### WHAT YOU SHOULD DO
Give the number of lines in the listing that hold the word "title". Write nothing but that number.
[START OF MATERIAL]
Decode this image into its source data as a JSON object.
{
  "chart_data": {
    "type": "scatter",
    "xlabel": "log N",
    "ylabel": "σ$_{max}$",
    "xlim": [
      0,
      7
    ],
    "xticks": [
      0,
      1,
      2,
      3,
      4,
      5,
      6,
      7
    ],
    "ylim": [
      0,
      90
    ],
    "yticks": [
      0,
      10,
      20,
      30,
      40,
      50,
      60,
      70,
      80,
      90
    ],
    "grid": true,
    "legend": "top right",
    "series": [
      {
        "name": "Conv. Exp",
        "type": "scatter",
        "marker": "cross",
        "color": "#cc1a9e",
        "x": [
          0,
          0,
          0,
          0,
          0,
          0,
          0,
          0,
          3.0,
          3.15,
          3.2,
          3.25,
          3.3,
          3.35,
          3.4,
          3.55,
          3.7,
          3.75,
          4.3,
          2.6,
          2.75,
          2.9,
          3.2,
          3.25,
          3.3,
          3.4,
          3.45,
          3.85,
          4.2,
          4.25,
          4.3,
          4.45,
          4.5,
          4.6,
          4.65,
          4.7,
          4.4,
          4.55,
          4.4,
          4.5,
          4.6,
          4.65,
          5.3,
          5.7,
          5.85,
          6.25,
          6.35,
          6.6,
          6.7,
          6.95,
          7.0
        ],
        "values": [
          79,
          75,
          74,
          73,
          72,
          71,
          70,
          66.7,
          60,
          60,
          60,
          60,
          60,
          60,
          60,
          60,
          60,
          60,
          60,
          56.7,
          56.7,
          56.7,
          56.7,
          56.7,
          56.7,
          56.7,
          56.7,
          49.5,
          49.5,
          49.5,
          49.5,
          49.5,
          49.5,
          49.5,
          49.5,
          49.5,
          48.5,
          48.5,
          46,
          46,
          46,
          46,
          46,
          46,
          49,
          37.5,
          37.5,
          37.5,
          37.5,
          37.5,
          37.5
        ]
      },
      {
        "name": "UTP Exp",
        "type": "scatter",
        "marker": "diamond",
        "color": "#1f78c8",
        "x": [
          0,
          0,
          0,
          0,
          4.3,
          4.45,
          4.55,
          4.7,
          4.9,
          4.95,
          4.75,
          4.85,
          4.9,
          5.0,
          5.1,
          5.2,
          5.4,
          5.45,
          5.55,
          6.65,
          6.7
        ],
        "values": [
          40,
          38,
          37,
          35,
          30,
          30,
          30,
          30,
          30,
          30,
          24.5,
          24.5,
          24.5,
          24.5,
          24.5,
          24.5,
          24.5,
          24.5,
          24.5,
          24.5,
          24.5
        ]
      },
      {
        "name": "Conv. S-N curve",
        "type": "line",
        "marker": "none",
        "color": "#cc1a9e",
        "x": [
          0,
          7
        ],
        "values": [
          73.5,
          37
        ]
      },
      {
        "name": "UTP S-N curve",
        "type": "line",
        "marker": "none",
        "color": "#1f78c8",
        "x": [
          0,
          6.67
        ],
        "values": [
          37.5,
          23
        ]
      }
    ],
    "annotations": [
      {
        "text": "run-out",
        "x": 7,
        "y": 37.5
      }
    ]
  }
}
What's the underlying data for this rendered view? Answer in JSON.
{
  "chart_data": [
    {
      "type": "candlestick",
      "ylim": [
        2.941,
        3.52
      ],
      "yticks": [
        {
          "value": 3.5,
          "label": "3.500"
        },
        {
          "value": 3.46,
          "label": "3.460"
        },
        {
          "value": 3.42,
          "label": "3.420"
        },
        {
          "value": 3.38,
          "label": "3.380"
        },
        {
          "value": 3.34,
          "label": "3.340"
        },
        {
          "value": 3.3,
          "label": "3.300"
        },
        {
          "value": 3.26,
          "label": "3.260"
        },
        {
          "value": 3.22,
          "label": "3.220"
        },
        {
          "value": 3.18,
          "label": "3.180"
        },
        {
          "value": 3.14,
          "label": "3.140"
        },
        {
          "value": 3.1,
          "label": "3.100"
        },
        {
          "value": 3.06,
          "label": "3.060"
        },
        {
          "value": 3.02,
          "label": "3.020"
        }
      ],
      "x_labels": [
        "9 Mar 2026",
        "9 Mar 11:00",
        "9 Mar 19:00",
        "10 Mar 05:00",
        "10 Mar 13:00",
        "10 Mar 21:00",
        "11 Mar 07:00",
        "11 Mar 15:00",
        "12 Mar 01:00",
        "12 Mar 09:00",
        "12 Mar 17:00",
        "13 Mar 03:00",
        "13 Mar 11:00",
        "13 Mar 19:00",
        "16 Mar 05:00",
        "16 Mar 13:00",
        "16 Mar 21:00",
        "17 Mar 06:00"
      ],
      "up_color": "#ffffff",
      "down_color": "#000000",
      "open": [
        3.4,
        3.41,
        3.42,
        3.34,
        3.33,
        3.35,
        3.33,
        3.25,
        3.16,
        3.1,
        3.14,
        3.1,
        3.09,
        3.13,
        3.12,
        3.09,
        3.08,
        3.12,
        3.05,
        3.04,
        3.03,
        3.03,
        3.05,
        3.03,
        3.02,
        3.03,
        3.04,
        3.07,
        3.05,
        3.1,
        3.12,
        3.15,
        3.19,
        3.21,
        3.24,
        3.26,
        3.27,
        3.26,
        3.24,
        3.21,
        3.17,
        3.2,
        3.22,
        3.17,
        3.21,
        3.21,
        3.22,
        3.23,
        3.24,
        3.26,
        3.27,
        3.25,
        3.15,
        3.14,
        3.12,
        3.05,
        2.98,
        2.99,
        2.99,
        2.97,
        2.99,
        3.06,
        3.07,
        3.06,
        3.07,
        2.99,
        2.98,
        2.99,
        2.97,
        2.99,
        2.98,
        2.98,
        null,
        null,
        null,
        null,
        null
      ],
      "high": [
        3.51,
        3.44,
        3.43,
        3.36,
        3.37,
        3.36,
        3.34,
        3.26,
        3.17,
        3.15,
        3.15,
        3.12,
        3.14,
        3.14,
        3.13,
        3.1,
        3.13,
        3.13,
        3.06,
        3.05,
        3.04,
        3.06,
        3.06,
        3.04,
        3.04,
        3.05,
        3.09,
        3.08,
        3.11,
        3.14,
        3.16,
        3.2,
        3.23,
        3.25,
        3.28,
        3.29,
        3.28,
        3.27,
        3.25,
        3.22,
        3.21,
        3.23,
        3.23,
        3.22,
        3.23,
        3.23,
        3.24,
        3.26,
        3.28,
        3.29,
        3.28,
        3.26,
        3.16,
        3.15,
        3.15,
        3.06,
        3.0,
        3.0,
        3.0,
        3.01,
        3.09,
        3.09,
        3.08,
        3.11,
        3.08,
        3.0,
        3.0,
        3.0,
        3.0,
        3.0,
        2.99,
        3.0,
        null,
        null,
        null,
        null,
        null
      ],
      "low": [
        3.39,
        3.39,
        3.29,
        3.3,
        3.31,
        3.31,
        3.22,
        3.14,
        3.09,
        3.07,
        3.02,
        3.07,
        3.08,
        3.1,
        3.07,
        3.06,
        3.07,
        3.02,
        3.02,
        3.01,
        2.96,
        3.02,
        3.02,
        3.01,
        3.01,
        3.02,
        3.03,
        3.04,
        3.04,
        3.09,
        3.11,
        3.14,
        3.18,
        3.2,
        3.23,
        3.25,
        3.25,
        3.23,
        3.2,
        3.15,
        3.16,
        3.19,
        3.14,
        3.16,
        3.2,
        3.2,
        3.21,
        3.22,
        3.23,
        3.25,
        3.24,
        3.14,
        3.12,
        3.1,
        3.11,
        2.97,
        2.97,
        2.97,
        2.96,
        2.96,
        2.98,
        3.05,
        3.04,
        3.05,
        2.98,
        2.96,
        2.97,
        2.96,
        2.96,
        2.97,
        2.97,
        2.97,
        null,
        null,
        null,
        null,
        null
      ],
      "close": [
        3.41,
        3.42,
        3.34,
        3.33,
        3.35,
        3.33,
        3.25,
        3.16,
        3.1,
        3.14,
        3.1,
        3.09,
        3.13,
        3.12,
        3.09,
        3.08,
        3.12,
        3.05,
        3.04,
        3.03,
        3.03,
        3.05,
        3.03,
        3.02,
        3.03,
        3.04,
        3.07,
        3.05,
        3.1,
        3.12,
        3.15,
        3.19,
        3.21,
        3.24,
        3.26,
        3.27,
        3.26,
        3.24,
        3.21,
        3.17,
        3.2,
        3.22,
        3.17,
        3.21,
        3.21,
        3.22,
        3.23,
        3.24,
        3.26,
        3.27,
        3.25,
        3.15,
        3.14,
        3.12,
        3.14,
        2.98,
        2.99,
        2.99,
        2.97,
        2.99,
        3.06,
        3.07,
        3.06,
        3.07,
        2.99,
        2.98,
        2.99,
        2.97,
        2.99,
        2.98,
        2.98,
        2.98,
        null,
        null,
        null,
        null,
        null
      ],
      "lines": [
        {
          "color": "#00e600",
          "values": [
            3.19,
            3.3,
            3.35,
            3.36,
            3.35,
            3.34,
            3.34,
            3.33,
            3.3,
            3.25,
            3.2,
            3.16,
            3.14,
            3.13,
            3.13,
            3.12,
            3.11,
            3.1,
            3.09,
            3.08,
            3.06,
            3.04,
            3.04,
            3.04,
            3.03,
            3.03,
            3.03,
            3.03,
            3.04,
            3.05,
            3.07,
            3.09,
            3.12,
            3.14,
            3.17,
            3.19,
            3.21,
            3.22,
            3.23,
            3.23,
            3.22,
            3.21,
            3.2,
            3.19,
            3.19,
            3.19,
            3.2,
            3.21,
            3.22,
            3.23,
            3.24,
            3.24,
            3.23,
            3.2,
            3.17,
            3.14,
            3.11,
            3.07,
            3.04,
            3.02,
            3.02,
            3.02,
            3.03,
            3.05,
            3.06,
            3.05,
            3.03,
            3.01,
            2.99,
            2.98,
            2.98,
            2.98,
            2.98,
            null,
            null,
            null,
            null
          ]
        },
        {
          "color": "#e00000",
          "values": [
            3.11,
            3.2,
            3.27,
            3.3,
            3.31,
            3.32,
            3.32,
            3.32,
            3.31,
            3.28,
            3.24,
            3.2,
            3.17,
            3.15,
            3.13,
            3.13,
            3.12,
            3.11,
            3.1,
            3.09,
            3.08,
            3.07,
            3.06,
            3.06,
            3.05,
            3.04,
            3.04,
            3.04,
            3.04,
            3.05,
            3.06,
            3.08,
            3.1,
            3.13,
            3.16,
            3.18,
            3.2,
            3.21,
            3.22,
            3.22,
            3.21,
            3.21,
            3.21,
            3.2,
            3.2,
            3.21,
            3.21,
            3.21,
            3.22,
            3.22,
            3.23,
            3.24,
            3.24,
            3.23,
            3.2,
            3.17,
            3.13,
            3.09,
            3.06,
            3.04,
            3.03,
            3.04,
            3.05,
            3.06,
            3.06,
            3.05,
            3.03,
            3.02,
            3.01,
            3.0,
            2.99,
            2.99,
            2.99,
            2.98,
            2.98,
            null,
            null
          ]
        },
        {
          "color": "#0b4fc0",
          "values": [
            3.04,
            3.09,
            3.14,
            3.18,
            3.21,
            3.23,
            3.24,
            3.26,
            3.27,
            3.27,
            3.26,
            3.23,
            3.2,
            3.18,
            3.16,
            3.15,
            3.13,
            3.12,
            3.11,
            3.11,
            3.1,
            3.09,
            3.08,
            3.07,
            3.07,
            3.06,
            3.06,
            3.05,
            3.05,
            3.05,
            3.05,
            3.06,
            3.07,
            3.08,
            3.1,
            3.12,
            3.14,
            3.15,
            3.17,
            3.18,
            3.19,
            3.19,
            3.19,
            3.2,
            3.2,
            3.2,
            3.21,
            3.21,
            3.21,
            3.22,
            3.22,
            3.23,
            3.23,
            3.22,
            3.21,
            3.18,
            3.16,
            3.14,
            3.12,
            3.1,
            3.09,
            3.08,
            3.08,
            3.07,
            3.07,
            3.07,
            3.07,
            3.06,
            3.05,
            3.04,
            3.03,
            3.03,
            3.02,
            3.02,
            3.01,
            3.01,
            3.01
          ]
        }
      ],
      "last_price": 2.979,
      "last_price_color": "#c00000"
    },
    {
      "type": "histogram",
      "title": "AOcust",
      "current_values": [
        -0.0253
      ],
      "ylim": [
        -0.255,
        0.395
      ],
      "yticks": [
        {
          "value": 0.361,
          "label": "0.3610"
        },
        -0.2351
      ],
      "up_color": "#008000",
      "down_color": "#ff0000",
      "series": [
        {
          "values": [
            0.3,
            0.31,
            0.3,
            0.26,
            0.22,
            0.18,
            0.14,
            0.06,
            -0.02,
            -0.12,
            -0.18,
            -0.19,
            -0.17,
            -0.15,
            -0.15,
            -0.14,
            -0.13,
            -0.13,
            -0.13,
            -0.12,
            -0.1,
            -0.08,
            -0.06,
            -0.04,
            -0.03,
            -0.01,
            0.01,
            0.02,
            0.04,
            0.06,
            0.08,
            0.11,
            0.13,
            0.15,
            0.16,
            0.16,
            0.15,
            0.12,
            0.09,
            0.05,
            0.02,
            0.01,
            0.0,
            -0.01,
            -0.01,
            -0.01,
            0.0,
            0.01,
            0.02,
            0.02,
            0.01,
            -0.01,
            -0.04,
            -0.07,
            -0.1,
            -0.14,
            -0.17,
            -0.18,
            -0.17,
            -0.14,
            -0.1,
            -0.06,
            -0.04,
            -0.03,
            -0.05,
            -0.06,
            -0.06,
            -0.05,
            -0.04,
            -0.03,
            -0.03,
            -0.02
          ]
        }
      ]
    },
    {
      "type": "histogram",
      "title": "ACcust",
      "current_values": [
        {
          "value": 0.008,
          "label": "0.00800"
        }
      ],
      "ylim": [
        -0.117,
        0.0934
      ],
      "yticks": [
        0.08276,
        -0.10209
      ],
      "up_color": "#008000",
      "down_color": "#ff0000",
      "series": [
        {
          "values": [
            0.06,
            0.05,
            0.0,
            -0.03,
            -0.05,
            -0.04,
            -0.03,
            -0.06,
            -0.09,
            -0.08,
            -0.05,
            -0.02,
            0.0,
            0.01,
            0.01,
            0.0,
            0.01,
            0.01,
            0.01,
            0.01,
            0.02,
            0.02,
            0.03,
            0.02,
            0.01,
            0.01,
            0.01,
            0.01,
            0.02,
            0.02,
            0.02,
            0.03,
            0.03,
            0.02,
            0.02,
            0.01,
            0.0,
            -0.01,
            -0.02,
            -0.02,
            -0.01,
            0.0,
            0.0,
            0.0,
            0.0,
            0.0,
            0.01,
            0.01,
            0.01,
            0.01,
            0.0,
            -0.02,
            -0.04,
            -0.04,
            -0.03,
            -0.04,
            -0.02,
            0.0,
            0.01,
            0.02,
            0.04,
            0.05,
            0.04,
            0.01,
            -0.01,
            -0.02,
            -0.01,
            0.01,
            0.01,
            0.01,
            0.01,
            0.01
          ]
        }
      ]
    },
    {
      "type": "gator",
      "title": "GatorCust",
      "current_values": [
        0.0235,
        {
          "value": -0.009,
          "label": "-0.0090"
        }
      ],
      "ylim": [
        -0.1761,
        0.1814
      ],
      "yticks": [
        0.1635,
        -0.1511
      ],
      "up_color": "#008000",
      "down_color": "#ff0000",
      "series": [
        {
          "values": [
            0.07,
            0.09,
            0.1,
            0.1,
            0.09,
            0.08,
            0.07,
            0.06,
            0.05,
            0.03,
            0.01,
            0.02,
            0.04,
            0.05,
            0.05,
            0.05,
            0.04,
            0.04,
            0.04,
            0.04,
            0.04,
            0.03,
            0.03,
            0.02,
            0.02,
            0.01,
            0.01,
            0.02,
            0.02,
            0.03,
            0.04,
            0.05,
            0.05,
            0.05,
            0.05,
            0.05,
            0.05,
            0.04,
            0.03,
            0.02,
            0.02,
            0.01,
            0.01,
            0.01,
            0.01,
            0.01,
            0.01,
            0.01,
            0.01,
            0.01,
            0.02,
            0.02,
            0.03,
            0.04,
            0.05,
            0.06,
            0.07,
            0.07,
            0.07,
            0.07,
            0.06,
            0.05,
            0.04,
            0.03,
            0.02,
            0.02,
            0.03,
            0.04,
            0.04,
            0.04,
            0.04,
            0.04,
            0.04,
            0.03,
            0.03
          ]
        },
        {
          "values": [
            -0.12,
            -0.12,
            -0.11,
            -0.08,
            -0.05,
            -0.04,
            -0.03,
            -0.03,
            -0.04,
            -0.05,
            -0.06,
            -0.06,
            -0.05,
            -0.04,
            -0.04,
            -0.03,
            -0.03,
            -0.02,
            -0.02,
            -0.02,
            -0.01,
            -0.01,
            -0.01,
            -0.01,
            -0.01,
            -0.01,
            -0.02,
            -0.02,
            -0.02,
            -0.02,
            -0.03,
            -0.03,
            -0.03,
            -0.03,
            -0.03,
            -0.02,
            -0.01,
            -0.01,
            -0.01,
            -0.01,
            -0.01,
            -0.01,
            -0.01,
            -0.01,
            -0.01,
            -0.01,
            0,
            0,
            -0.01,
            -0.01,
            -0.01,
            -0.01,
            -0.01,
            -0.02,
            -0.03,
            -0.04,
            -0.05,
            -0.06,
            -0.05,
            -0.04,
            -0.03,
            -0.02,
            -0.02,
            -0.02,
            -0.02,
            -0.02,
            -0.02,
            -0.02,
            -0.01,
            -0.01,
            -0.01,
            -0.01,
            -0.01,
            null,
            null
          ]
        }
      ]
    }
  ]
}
[END OF MATERIAL]
### COMPLETED TASK
3